■ Work to be completed ■
Reproduce every line of the entries below verbatim, omitting the pictures from your answer.

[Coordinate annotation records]
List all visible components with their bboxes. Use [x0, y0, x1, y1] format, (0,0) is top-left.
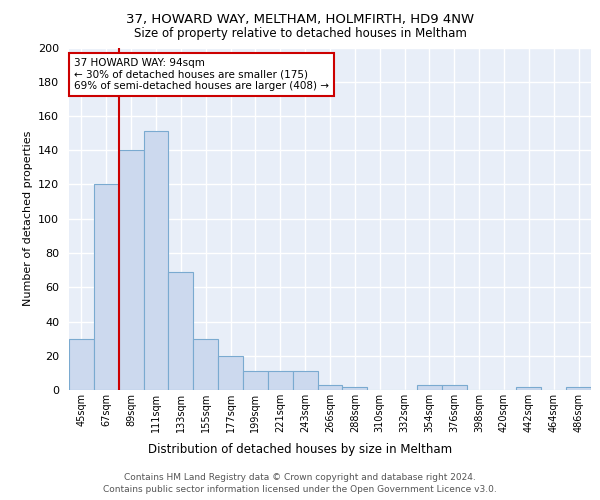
Text: Distribution of detached houses by size in Meltham: Distribution of detached houses by size … — [148, 442, 452, 456]
Text: Contains HM Land Registry data © Crown copyright and database right 2024.: Contains HM Land Registry data © Crown c… — [124, 472, 476, 482]
Bar — [243, 371, 268, 390]
Bar — [69, 338, 94, 390]
Bar — [343, 386, 367, 390]
Bar — [169, 272, 193, 390]
Y-axis label: Number of detached properties: Number of detached properties — [23, 131, 32, 306]
Text: Size of property relative to detached houses in Meltham: Size of property relative to detached ho… — [134, 28, 466, 40]
Text: 37, HOWARD WAY, MELTHAM, HOLMFIRTH, HD9 4NW: 37, HOWARD WAY, MELTHAM, HOLMFIRTH, HD9 … — [126, 12, 474, 26]
Bar — [517, 386, 541, 390]
Bar — [218, 356, 243, 390]
Bar — [268, 371, 293, 390]
Bar — [442, 385, 467, 390]
Bar — [193, 338, 218, 390]
Bar — [566, 386, 591, 390]
Bar — [293, 371, 317, 390]
Bar — [417, 385, 442, 390]
Bar — [143, 132, 169, 390]
Bar — [317, 385, 343, 390]
Text: Contains public sector information licensed under the Open Government Licence v3: Contains public sector information licen… — [103, 485, 497, 494]
Bar — [119, 150, 143, 390]
Text: 37 HOWARD WAY: 94sqm
← 30% of detached houses are smaller (175)
69% of semi-deta: 37 HOWARD WAY: 94sqm ← 30% of detached h… — [74, 58, 329, 91]
Bar — [94, 184, 119, 390]
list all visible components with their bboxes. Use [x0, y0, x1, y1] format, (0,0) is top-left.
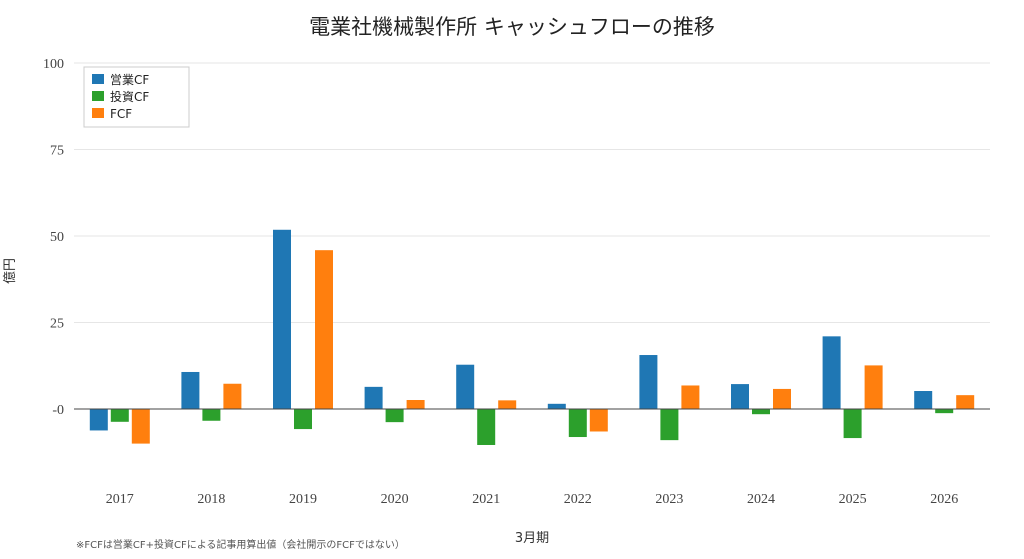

■ Task solution ■
List all visible components with their bboxes. Use [x0, y0, x1, y1] format, (0,0) is top-left.
Text: Distribution of detached houses by size in Meltham: Distribution of detached houses by size … — [148, 442, 452, 456]
Text: Contains HM Land Registry data © Crown copyright and database right 2024.: Contains HM Land Registry data © Crown c… — [124, 472, 476, 482]
Bar — [243, 371, 268, 390]
Bar — [69, 338, 94, 390]
Bar — [343, 386, 367, 390]
Bar — [169, 272, 193, 390]
Y-axis label: Number of detached properties: Number of detached properties — [23, 131, 32, 306]
Text: Size of property relative to detached houses in Meltham: Size of property relative to detached ho… — [134, 28, 466, 40]
Text: 37, HOWARD WAY, MELTHAM, HOLMFIRTH, HD9 4NW: 37, HOWARD WAY, MELTHAM, HOLMFIRTH, HD9 … — [126, 12, 474, 26]
Bar — [517, 386, 541, 390]
Bar — [218, 356, 243, 390]
Bar — [268, 371, 293, 390]
Bar — [442, 385, 467, 390]
Bar — [193, 338, 218, 390]
Bar — [566, 386, 591, 390]
Bar — [293, 371, 317, 390]
Bar — [417, 385, 442, 390]
Bar — [143, 132, 169, 390]
Bar — [317, 385, 343, 390]
Text: Contains public sector information licensed under the Open Government Licence v3: Contains public sector information licen… — [103, 485, 497, 494]
Bar — [119, 150, 143, 390]
Text: 37 HOWARD WAY: 94sqm
← 30% of detached houses are smaller (175)
69% of semi-deta: 37 HOWARD WAY: 94sqm ← 30% of detached h… — [74, 58, 329, 91]
Bar — [94, 184, 119, 390]
list all visible components with their bboxes. Use [x0, y0, x1, y1] format, (0,0) is top-left.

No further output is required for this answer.